● **TO BE DONE**: Transcribe verbatim the run of lines in the material below that opens with the line containing "legend: task pre post (480, 236, 528, 301)" and closes with the line containing "legend-title: task (480, 236, 504, 251)", both of those lines included.

● **EXTRACTED ENTRIES**:
BEGIN

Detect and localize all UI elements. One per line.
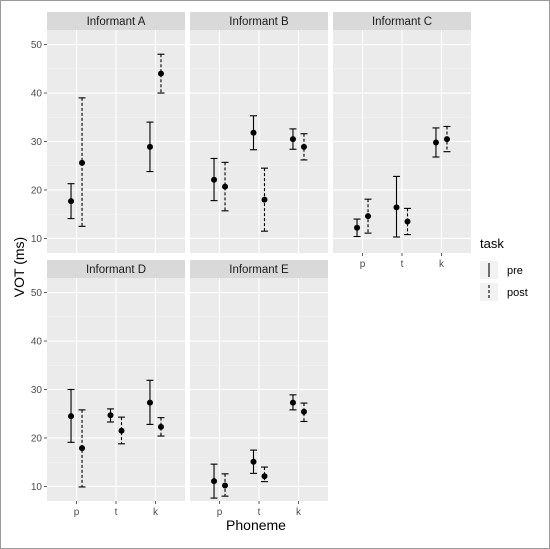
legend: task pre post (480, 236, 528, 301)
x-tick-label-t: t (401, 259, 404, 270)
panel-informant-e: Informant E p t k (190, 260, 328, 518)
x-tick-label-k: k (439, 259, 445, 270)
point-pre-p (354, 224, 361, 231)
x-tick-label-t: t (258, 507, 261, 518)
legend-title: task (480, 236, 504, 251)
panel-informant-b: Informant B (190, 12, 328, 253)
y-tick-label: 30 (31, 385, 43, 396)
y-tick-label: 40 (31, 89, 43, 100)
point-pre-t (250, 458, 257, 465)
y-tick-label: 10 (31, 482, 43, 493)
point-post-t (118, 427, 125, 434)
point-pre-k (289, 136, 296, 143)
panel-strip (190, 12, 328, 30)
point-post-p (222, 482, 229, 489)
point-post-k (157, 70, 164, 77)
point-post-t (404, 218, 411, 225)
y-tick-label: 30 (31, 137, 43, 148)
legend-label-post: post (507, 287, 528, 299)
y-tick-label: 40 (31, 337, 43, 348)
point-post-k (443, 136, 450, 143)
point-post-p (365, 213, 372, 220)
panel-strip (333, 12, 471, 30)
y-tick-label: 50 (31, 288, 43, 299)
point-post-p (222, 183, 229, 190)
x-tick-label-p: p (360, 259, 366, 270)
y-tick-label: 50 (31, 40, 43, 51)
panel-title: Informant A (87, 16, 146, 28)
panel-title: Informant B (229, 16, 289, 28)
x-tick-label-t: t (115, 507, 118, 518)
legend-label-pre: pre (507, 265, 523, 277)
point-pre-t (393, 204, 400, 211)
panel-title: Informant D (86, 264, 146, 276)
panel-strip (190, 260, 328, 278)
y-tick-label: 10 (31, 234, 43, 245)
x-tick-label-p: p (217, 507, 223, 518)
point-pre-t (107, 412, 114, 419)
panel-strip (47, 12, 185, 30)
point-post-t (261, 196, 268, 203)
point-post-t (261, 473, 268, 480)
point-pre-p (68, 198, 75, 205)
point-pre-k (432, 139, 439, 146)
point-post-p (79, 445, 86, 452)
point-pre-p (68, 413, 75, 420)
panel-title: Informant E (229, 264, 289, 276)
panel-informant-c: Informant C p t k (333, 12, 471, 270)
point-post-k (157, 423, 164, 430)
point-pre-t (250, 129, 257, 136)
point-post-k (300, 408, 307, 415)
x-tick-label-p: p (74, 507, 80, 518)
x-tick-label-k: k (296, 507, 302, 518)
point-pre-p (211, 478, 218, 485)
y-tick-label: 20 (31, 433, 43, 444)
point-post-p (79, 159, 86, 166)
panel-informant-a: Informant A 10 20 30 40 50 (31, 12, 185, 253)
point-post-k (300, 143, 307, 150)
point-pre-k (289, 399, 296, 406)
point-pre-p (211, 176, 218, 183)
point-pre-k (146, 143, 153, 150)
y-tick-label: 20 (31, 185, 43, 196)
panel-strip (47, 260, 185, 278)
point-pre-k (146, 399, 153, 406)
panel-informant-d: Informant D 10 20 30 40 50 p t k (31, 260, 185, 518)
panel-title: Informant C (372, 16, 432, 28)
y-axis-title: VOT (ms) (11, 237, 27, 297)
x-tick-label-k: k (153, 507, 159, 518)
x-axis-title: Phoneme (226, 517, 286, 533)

END

● **RESPONSE TO THIS TASK**:
legend: task pre post (480, 236, 528, 301)
x-tick-label-t: t (401, 259, 404, 270)
panel-informant-e: Informant E p t k (190, 260, 328, 518)
x-tick-label-k: k (439, 259, 445, 270)
point-pre-p (354, 224, 361, 231)
x-tick-label-t: t (258, 507, 261, 518)
legend-title: task (480, 236, 504, 251)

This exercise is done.